> _Passage_
=== Begin Enclosure ===
Q19 Basically the same as 18 you are buying in to the 5 Major hospital scheme. Its an absurd question anyway under this consultation you dont get the choice about Hammersmith as in all 3 options it will be a specialist hospital, so why ask? There is no logical answer to this. Not sure is your only option. Q20 Feel free to comment. An answer to their sub-question about the number of hospitals could be 9 major hospitals as now, because they are not there by coincidence they are located where people need them. Q21 Like 18 and 19, they think youre happy with just 5 proper hospitals; now they are asking whether you agree with how they got here. Like a cheap airline landing you 200 miles from where you want to be and asking if you enjoyed the flight. Up to now they have tried to lead you by the nose: Strongly disagree is clear. Q22 Another trick its not about criteria for any good hospital, but about how you choose 5 and downgrade the other 4. You can play noughts and crosses with this if you like; but Dont know deprives them of agreement to their plan. Q23 Beware! They are asking if there are any other reasons you can think of to support their 5-proper-hospital plan. Comment as you see fit. For example, public opinion on closures should be in there. Q24a to 26b These are devious. They assume you actually want at least one of these Options, including the preferred one. Each one means closing 4 A&Es. People in each area will vote for what scraps are left by NWL. Not sure/dont know is the only safe answer they leave you. Q27a&b If you want to say goodbye to Central Mid, nows your chance. It is probably honourable to say Strongly oppose. Q28a to 29b This is to reinforce their plan for just 5 hospitals; they want your vote. Not sure is your only option. Q30a&b Depends whether you want Maternity without A&E. As it should have an A&E, Strongly oppose. Q31 Try keeping what we already have, and have invested in for 65 years.
=== End Enclosure ===
Continue the consultation guide above, adding further advice in the same style after its last sentence. The records that come next are separate material and have no connection to the text above.

> _Extracted records_
=== Begin Enclosure ===
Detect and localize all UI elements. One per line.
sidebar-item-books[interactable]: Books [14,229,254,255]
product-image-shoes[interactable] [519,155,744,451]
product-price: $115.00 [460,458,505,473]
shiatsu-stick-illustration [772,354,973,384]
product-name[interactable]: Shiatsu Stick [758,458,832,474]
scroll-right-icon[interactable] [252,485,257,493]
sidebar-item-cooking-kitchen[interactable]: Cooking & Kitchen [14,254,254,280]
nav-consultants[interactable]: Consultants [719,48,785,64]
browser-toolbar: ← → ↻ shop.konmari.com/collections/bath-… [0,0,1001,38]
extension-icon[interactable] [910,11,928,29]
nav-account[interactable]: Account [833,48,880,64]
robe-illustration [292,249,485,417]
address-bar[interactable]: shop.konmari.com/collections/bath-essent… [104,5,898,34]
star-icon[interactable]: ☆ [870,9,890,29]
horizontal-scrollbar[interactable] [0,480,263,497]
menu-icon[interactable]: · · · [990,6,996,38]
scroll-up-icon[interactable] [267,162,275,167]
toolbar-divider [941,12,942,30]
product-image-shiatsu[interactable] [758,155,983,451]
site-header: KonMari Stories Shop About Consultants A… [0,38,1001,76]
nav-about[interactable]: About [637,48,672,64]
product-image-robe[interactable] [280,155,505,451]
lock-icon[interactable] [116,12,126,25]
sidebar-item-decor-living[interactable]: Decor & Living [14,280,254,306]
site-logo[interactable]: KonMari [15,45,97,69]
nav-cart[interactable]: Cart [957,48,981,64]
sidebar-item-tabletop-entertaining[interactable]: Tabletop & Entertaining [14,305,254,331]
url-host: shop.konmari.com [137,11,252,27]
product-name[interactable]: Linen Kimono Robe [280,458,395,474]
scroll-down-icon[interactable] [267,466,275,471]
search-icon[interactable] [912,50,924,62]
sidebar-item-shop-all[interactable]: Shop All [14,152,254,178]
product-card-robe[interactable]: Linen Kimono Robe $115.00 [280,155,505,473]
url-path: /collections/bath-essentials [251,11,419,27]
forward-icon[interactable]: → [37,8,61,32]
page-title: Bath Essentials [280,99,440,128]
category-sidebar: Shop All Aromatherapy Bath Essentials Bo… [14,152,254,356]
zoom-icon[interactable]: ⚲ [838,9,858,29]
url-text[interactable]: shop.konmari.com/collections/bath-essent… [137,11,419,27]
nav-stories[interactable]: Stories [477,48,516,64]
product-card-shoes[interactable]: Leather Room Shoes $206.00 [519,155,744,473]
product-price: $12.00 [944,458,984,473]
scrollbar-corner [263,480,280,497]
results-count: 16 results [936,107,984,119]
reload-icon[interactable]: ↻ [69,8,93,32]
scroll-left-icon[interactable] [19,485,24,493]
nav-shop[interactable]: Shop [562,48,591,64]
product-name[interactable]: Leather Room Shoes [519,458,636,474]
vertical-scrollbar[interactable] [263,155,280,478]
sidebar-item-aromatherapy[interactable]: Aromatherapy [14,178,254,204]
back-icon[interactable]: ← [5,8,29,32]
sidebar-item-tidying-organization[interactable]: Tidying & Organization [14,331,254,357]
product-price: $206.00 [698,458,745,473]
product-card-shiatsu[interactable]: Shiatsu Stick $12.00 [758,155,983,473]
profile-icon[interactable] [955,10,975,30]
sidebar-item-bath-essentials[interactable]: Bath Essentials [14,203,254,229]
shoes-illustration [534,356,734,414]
=== End Enclosure ===
> _Task answer_
Q32 Two years ago they persuaded us it was a good idea to put it there; now they are asking whether they should move it. Will they ever make their minds up? Strongly disagree. Q33 They have made no evidence-based case for moving it other than Imperial 'would like to move these services.' Looks like an afterthought. Strongly disagree Q34 Feel free to comment. Youve read 80 pages; nows your chance! Try to keep all hospitals, and especially A&E, open.